» **WHAT YOU NEED TO DO**:
Look for "JSON" in each line of the entries, and return the matching lines.
□ □ □ □ □ □ □
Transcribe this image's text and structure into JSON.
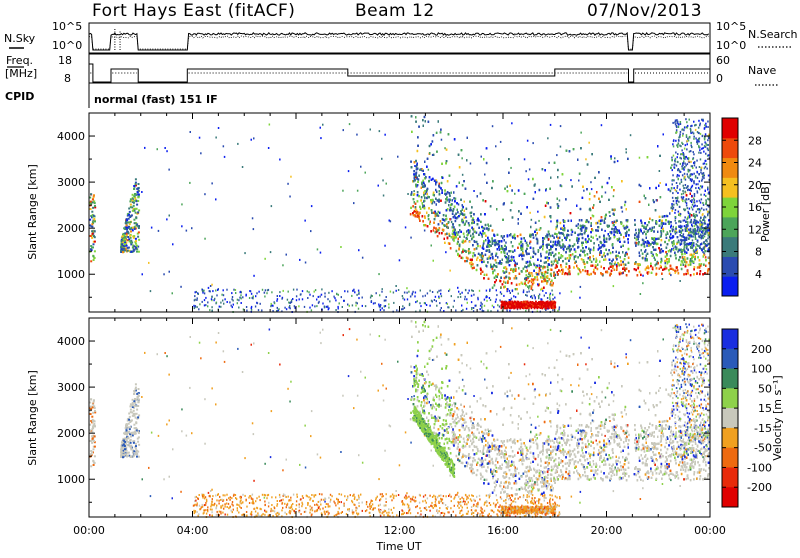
{
  "header": {
    "station": "Fort Hays East (fitACF)",
    "beam": "Beam 12",
    "date": "07/Nov/2013"
  },
  "strip_panels": {
    "nsky_label": "N.Sky",
    "nsky_ticks": [
      "10^5",
      "10^0"
    ],
    "nsearch_label": "N.Search",
    "nsearch_ticks": [
      "10^5",
      "10^0"
    ],
    "freq_label_top": "Freq.",
    "freq_label_bottom": "[MHz]",
    "freq_ticks": [
      "18",
      "8"
    ],
    "nave_label": "Nave",
    "nave_ticks": [
      "60",
      "0"
    ],
    "cpid_label": "CPID",
    "cpid_text": "normal (fast) 151 IF"
  },
  "chart_data": [
    {
      "type": "heatmap",
      "name": "power",
      "ylabel": "Slant Range [km]",
      "xlabel": "Time UT",
      "x_ticks": [
        "00:00",
        "04:00",
        "08:00",
        "12:00",
        "16:00",
        "20:00",
        "00:00"
      ],
      "y_ticks": [
        1000,
        2000,
        3000,
        4000
      ],
      "xlim_hours": [
        0,
        24
      ],
      "ylim_km": [
        180,
        4500
      ],
      "colorbar": {
        "label": "Power [dB]",
        "ticks": [
          4,
          8,
          12,
          16,
          20,
          24,
          28
        ],
        "range": [
          0,
          32
        ],
        "colors": [
          "#0a1ef0",
          "#2a4bb0",
          "#3a7a7a",
          "#4ca55a",
          "#7ed43a",
          "#f5c020",
          "#f08a10",
          "#ee4a0c",
          "#e00000"
        ]
      }
    },
    {
      "type": "heatmap",
      "name": "velocity",
      "ylabel": "Slant Range [km]",
      "xlabel": "Time UT",
      "x_ticks": [
        "00:00",
        "04:00",
        "08:00",
        "12:00",
        "16:00",
        "20:00",
        "00:00"
      ],
      "y_ticks": [
        1000,
        2000,
        3000,
        4000
      ],
      "xlim_hours": [
        0,
        24
      ],
      "ylim_km": [
        180,
        4500
      ],
      "colorbar": {
        "label": "Velocity [m s⁻¹]",
        "ticks": [
          200,
          100,
          50,
          15,
          -15,
          -50,
          -100,
          -200
        ],
        "colors": [
          "#1a2ee0",
          "#2a5ab8",
          "#3a8a5a",
          "#8ed14a",
          "#c8c8bc",
          "#f0a020",
          "#ee6a10",
          "#e82a0a",
          "#e00000"
        ]
      }
    }
  ]
}
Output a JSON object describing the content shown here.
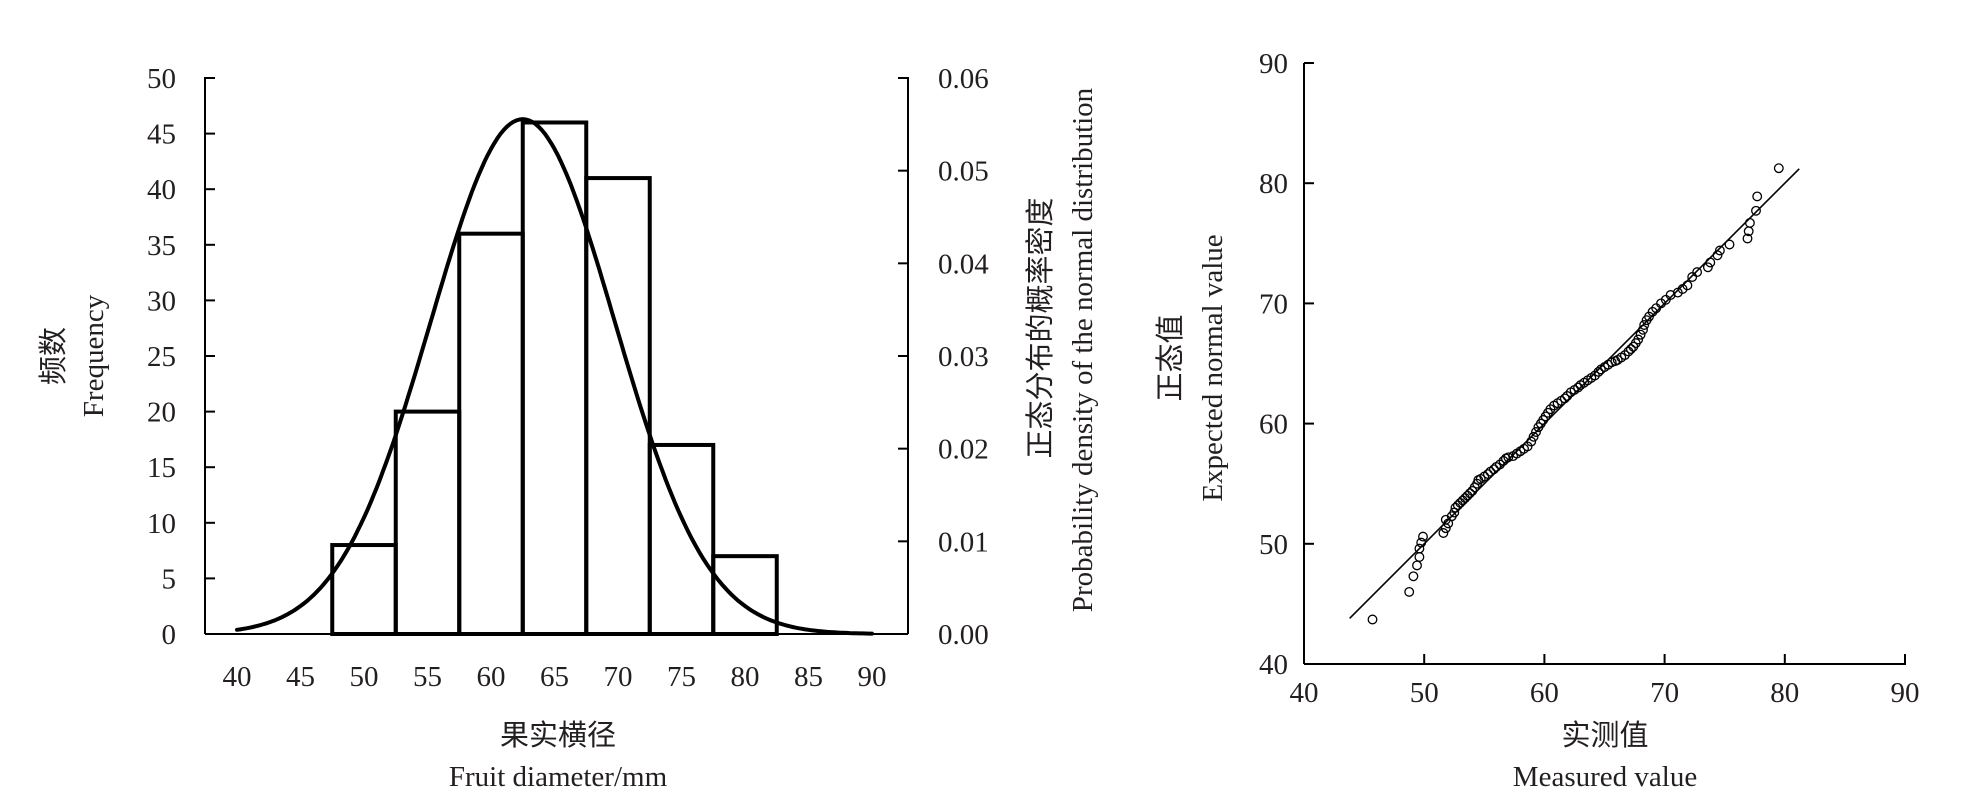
{
  "chart_data": [
    {
      "type": "bar",
      "subtype": "histogram-with-normal-curve",
      "title": "",
      "xlabel_cn": "果实横径",
      "xlabel": "Fruit diameter/mm",
      "ylabel_cn": "频数",
      "ylabel": "Frequency",
      "y2label_cn": "正态分布的概率密度",
      "y2label": "Probability density of the normal distribution",
      "xlim": [
        38,
        93
      ],
      "ylim": [
        0,
        50
      ],
      "y2lim": [
        0,
        0.06
      ],
      "x_ticks": [
        "40",
        "45",
        "50",
        "55",
        "60",
        "65",
        "70",
        "75",
        "80",
        "85",
        "90"
      ],
      "y_ticks": [
        "0",
        "5",
        "10",
        "15",
        "20",
        "25",
        "30",
        "35",
        "40",
        "45",
        "50"
      ],
      "y2_ticks": [
        "0.00",
        "0.01",
        "0.02",
        "0.03",
        "0.04",
        "0.05",
        "0.06"
      ],
      "bins": [
        {
          "from": 47.5,
          "to": 52.5,
          "value": 8
        },
        {
          "from": 52.5,
          "to": 57.5,
          "value": 20
        },
        {
          "from": 57.5,
          "to": 62.5,
          "value": 36
        },
        {
          "from": 62.5,
          "to": 67.5,
          "value": 46
        },
        {
          "from": 67.5,
          "to": 72.5,
          "value": 41
        },
        {
          "from": 72.5,
          "to": 77.5,
          "value": 17
        },
        {
          "from": 77.5,
          "to": 82.5,
          "value": 7
        }
      ],
      "normal_curve": {
        "mean": 62.5,
        "sd": 7.25,
        "peak_frequency": 46.3,
        "peak_density": 0.0556,
        "x_range": [
          40,
          90
        ]
      },
      "grid": false,
      "legend": "none"
    },
    {
      "type": "scatter",
      "subtype": "normal-qq-plot",
      "title": "",
      "xlabel_cn": "实测值",
      "xlabel": "Measured value",
      "ylabel_cn": "正态值",
      "ylabel": "Expected normal value",
      "xlim": [
        40,
        90
      ],
      "ylim": [
        40,
        90
      ],
      "x_ticks": [
        "40",
        "50",
        "60",
        "70",
        "80",
        "90"
      ],
      "y_ticks": [
        "40",
        "50",
        "60",
        "70",
        "80",
        "90"
      ],
      "reference_line": {
        "from": [
          43.8,
          43.8
        ],
        "to": [
          81.2,
          81.2
        ]
      },
      "points": [
        [
          45.7,
          43.7
        ],
        [
          48.75,
          46.0
        ],
        [
          49.1,
          47.3
        ],
        [
          49.4,
          48.2
        ],
        [
          49.6,
          48.9
        ],
        [
          49.6,
          49.6
        ],
        [
          49.75,
          50.1
        ],
        [
          49.9,
          50.6
        ],
        [
          51.6,
          50.9
        ],
        [
          51.8,
          51.3
        ],
        [
          51.8,
          52.0
        ],
        [
          52.0,
          51.7
        ],
        [
          52.3,
          52.3
        ],
        [
          52.5,
          52.6
        ],
        [
          52.6,
          53.0
        ],
        [
          52.8,
          53.2
        ],
        [
          53.0,
          53.4
        ],
        [
          53.2,
          53.6
        ],
        [
          53.4,
          53.8
        ],
        [
          53.6,
          54.0
        ],
        [
          53.8,
          54.2
        ],
        [
          54.0,
          54.4
        ],
        [
          54.2,
          54.7
        ],
        [
          54.4,
          55.0
        ],
        [
          54.5,
          55.3
        ],
        [
          54.7,
          55.4
        ],
        [
          55.0,
          55.6
        ],
        [
          55.3,
          55.8
        ],
        [
          55.5,
          56.0
        ],
        [
          55.8,
          56.2
        ],
        [
          56.0,
          56.4
        ],
        [
          56.3,
          56.6
        ],
        [
          56.6,
          56.9
        ],
        [
          56.8,
          57.1
        ],
        [
          57.0,
          57.2
        ],
        [
          57.4,
          57.3
        ],
        [
          57.7,
          57.5
        ],
        [
          58.0,
          57.7
        ],
        [
          58.3,
          57.9
        ],
        [
          58.6,
          58.1
        ],
        [
          58.9,
          58.5
        ],
        [
          59.1,
          58.9
        ],
        [
          59.3,
          59.3
        ],
        [
          59.5,
          59.7
        ],
        [
          59.7,
          60.0
        ],
        [
          59.9,
          60.3
        ],
        [
          60.1,
          60.6
        ],
        [
          60.3,
          60.9
        ],
        [
          60.5,
          61.2
        ],
        [
          60.8,
          61.5
        ],
        [
          61.1,
          61.7
        ],
        [
          61.4,
          61.9
        ],
        [
          61.7,
          62.1
        ],
        [
          61.9,
          62.3
        ],
        [
          62.2,
          62.6
        ],
        [
          62.5,
          62.8
        ],
        [
          62.8,
          63.0
        ],
        [
          63.0,
          63.2
        ],
        [
          63.3,
          63.4
        ],
        [
          63.6,
          63.6
        ],
        [
          63.9,
          63.8
        ],
        [
          64.2,
          64.0
        ],
        [
          64.5,
          64.3
        ],
        [
          64.7,
          64.5
        ],
        [
          65.0,
          64.7
        ],
        [
          65.3,
          64.9
        ],
        [
          65.6,
          65.1
        ],
        [
          65.9,
          65.2
        ],
        [
          66.1,
          65.3
        ],
        [
          66.4,
          65.5
        ],
        [
          66.7,
          65.7
        ],
        [
          67.0,
          66.0
        ],
        [
          67.2,
          66.2
        ],
        [
          67.4,
          66.4
        ],
        [
          67.6,
          66.7
        ],
        [
          67.8,
          67.0
        ],
        [
          68.0,
          67.4
        ],
        [
          68.2,
          67.8
        ],
        [
          68.3,
          68.2
        ],
        [
          68.5,
          68.6
        ],
        [
          68.7,
          68.9
        ],
        [
          69.0,
          69.3
        ],
        [
          69.3,
          69.6
        ],
        [
          69.7,
          70.0
        ],
        [
          70.1,
          70.3
        ],
        [
          70.5,
          70.7
        ],
        [
          71.1,
          70.9
        ],
        [
          71.5,
          71.2
        ],
        [
          71.9,
          71.5
        ],
        [
          72.3,
          72.2
        ],
        [
          72.7,
          72.6
        ],
        [
          73.6,
          73.0
        ],
        [
          73.8,
          73.4
        ],
        [
          74.4,
          74.0
        ],
        [
          74.6,
          74.4
        ],
        [
          75.4,
          74.9
        ],
        [
          76.9,
          75.4
        ],
        [
          77.0,
          76.0
        ],
        [
          77.1,
          76.7
        ],
        [
          77.6,
          77.7
        ],
        [
          77.7,
          78.9
        ],
        [
          79.5,
          81.25
        ]
      ],
      "grid": false,
      "legend": "none"
    }
  ]
}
□ □ □ □ □ □ □
» **TASK RESPONSE**:
Transcribe this image's text and structure into JSON.
Output a JSON object describing the content shown here.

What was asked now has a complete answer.